Each entry below should be echoed exactly, with pictures omitted.
┄┄┄┄┄┄┄┄┄┄
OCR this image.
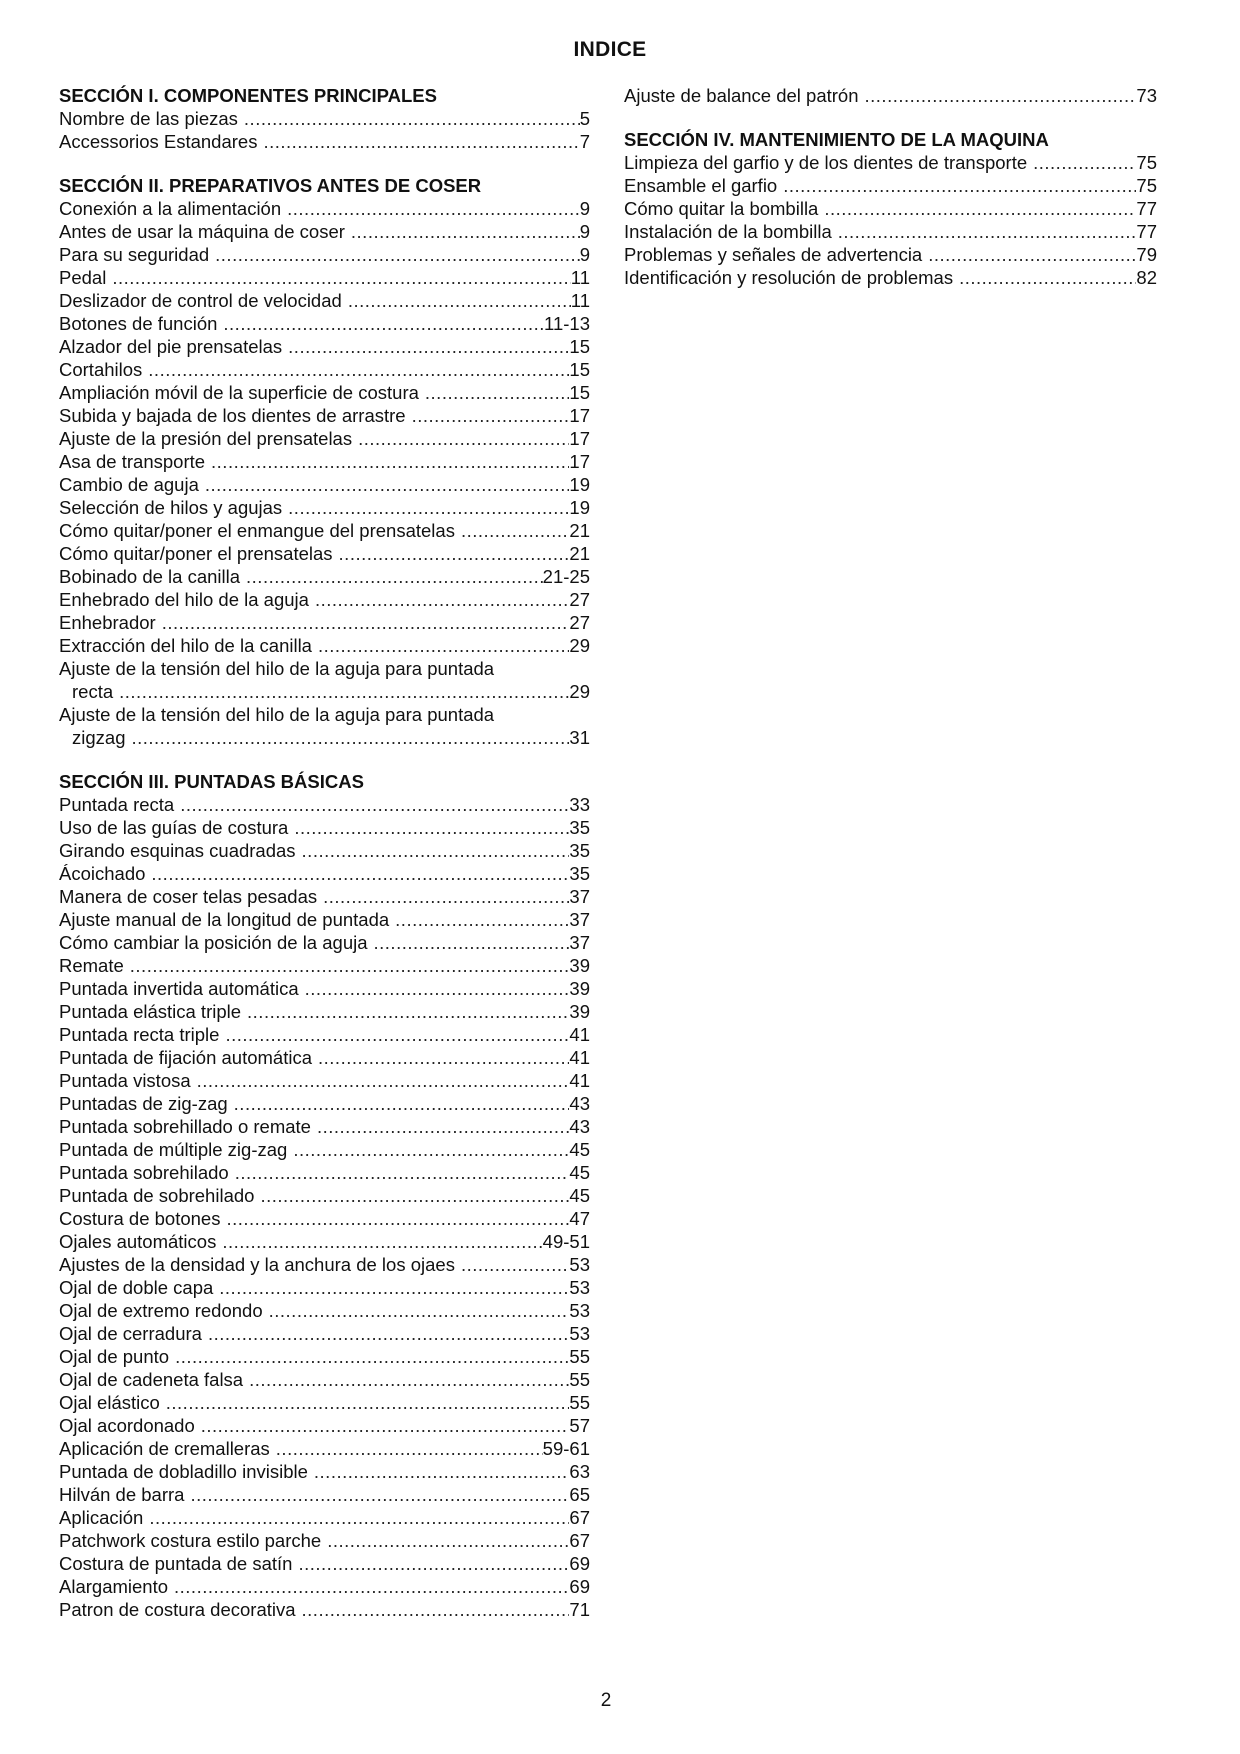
INDICE
SECCIÓN I. COMPONENTES PRINCIPALES
Nombre de las piezas .....	5
Accessorios Estandares .....	7
SECCIÓN II. PREPARATIVOS ANTES DE COSER
Conexión a la alimentación .....	9
Antes de usar la máquina de coser .....	9
Para su seguridad .....	9
Pedal .....	11
Deslizador de control de velocidad .....	11
Botones de función .....	11-13
Alzador del pie prensatelas .....	15
Cortahilos .....	15
Ampliación móvil de la superficie de costura .....	15
Subida y bajada de los dientes de arrastre .....	17
Ajuste de la presión del prensatelas .....	17
Asa de transporte .....	17
Cambio de aguja .....	19
Selección de hilos y agujas .....	19
Cómo quitar/poner el enmangue del prensatelas .....	21
Cómo quitar/poner el prensatelas .....	21
Bobinado de la canilla .....	21-25
Enhebrado del hilo de la aguja .....	27
Enhebrador .....	27
Extracción del hilo de la canilla .....	29
Ajuste de la tensión del hilo de la aguja para puntada
recta .....	29
Ajuste de la tensión del hilo de la aguja para puntada
zigzag .....	31
SECCIÓN III. PUNTADAS BÁSICAS
Puntada recta .....	33
Uso de las guías de costura .....	35
Girando esquinas cuadradas .....	35
Ácoichado .....	35
Manera de coser telas pesadas .....	37
Ajuste manual de la longitud de puntada .....	37
Cómo cambiar la posición de la aguja .....	37
Remate .....	39
Puntada invertida automática .....	39
Puntada elástica triple .....	39
Puntada recta triple .....	41
Puntada de fijación automática .....	41
Puntada vistosa .....	41
Puntadas de zig-zag .....	43
Puntada sobrehillado o remate .....	43
Puntada de múltiple zig-zag .....	45
Puntada sobrehilado .....	45
Puntada de sobrehilado .....	45
Costura de botones .....	47
Ojales automáticos .....	49-51
Ajustes de la densidad y la anchura de los ojaes .....	53
Ojal de doble capa .....	53
Ojal de extremo redondo .....	53
Ojal de cerradura .....	53
Ojal de punto .....	55
Ojal de cadeneta falsa .....	55
Ojal elástico .....	55
Ojal acordonado .....	57
Aplicación de cremalleras .....	59-61
Puntada de dobladillo invisible .....	63
Hilván de barra .....	65
Aplicación .....	67
Patchwork costura estilo parche .....	67
Costura de puntada de satín .....	69
Alargamiento .....	69
Patron de costura decorativa .....	71
Ajuste de balance del patrón .....	73
SECCIÓN IV. MANTENIMIENTO DE LA MAQUINA
Limpieza del garfio y de los dientes de transporte .....	75
Ensamble el garfio .....	75
Cómo quitar la bombilla .....	77
Instalación de la bombilla .....	77
Problemas y señales de advertencia .....	79
Identificación y resolución de problemas .....	82
2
┄┄┄┄┄┄┄┄┄┄
The response
OCR this image.
INDICE
SECCIÓN I. COMPONENTES PRINCIPALES
Nombre de las piezas .....	5
Accessorios Estandares .....	7
SECCIÓN II. PREPARATIVOS ANTES DE COSER
Conexión a la alimentación .....	9
Antes de usar la máquina de coser .....	9
Para su seguridad .....	9
Pedal .....	11
Deslizador de control de velocidad .....	11
Botones de función .....	11-13
Alzador del pie prensatelas .....	15
Cortahilos .....	15
Ampliación móvil de la superficie de costura .....	15
Subida y bajada de los dientes de arrastre .....	17
Ajuste de la presión del prensatelas .....	17
Asa de transporte .....	17
Cambio de aguja .....	19
Selección de hilos y agujas .....	19
Cómo quitar/poner el enmangue del prensatelas .....	21
Cómo quitar/poner el prensatelas .....	21
Bobinado de la canilla .....	21-25
Enhebrado del hilo de la aguja .....	27
Enhebrador .....	27
Extracción del hilo de la canilla .....	29
Ajuste de la tensión del hilo de la aguja para puntada
recta .....	29
Ajuste de la tensión del hilo de la aguja para puntada
zigzag .....	31
SECCIÓN III. PUNTADAS BÁSICAS
Puntada recta .....	33
Uso de las guías de costura .....	35
Girando esquinas cuadradas .....	35
Ácoichado .....	35
Manera de coser telas pesadas .....	37
Ajuste manual de la longitud de puntada .....	37
Cómo cambiar la posición de la aguja .....	37
Remate .....	39
Puntada invertida automática .....	39
Puntada elástica triple .....	39
Puntada recta triple .....	41
Puntada de fijación automática .....	41
Puntada vistosa .....	41
Puntadas de zig-zag .....	43
Puntada sobrehillado o remate .....	43
Puntada de múltiple zig-zag .....	45
Puntada sobrehilado .....	45
Puntada de sobrehilado .....	45
Costura de botones .....	47
Ojales automáticos .....	49-51
Ajustes de la densidad y la anchura de los ojaes .....	53
Ojal de doble capa .....	53
Ojal de extremo redondo .....	53
Ojal de cerradura .....	53
Ojal de punto .....	55
Ojal de cadeneta falsa .....	55
Ojal elástico .....	55
Ojal acordonado .....	57
Aplicación de cremalleras .....	59-61
Puntada de dobladillo invisible .....	63
Hilván de barra .....	65
Aplicación .....	67
Patchwork costura estilo parche .....	67
Costura de puntada de satín .....	69
Alargamiento .....	69
Patron de costura decorativa .....	71
Ajuste de balance del patrón .....	73
SECCIÓN IV. MANTENIMIENTO DE LA MAQUINA
Limpieza del garfio y de los dientes de transporte .....	75
Ensamble el garfio .....	75
Cómo quitar la bombilla .....	77
Instalación de la bombilla .....	77
Problemas y señales de advertencia .....	79
Identificación y resolución de problemas .....	82
2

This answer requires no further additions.